### EXERCISE REQUIREMENTS
Search the records for the word "обеспечение" and report each line that has it.

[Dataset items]
— Start —

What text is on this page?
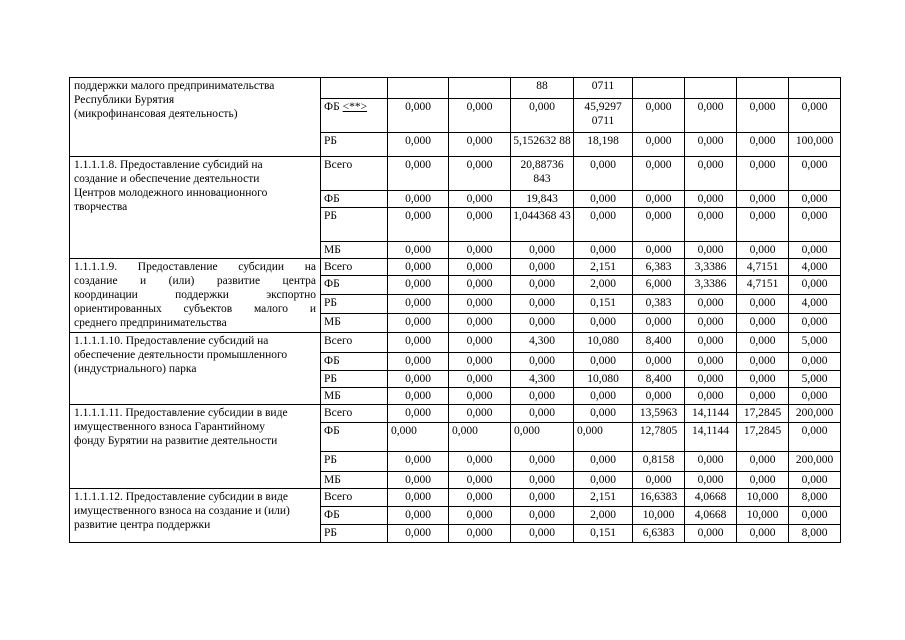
поддержки малого предпринимательства
Республики Бурятия
(микрофинансовая деятельность)				88	0711				
	ФБ <**>	0,000	0,000	0,000	45,9297 0711	0,000	0,000	0,000	0,000
	РБ	0,000	0,000	5,152632 88	18,198	0,000	0,000	0,000	100,000

1.1.1.1.8. Предоставление субсидий на
создание и обеспечение деятельности
Центров молодежного инновационного
творчества	Всего	0,000	0,000	20,88736 843	0,000	0,000	0,000	0,000	0,000
	ФБ	0,000	0,000	19,843	0,000	0,000	0,000	0,000	0,000
	РБ	0,000	0,000	1,044368 43	0,000	0,000	0,000	0,000	0,000
	МБ	0,000	0,000	0,000	0,000	0,000	0,000	0,000	0,000

1.1.1.1.9. Предоставление субсидии на
создание и (или) развитие центра
координации поддержки экспортно
ориентированных субъектов малого и
среднего предпринимательства	Всего	0,000	0,000	0,000	2,151	6,383	3,3386	4,7151	4,000
	ФБ	0,000	0,000	0,000	2,000	6,000	3,3386	4,7151	0,000
	РБ	0,000	0,000	0,000	0,151	0,383	0,000	0,000	4,000
	МБ	0,000	0,000	0,000	0,000	0,000	0,000	0,000	0,000

1.1.1.1.10. Предоставление субсидий на
обеспечение деятельности промышленного
(индустриального) парка	Всего	0,000	0,000	4,300	10,080	8,400	0,000	0,000	5,000
	ФБ	0,000	0,000	0,000	0,000	0,000	0,000	0,000	0,000
	РБ	0,000	0,000	4,300	10,080	8,400	0,000	0,000	5,000
	МБ	0,000	0,000	0,000	0,000	0,000	0,000	0,000	0,000

1.1.1.1.11. Предоставление субсидии в виде
имущественного взноса Гарантийному
фонду Бурятии на развитие деятельности	Всего	0,000	0,000	0,000	0,000	13,5963	14,1144	17,2845	200,000
	ФБ	0,000	0,000	0,000	0,000	12,7805	14,1144	17,2845	0,000
	РБ	0,000	0,000	0,000	0,000	0,8158	0,000	0,000	200,000
	МБ	0,000	0,000	0,000	0,000	0,000	0,000	0,000	0,000

1.1.1.1.12. Предоставление субсидии в виде
имущественного взноса на создание и (или)
развитие центра поддержки	Всего	0,000	0,000	0,000	2,151	16,6383	4,0668	10,000	8,000
	ФБ	0,000	0,000	0,000	2,000	10,000	4,0668	10,000	0,000
	РБ	0,000	0,000	0,000	0,151	6,6383	0,000	0,000	8,000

— End —

### RESPONSE BELOW
создание и обеспечение деятельности
обеспечение деятельности промышленного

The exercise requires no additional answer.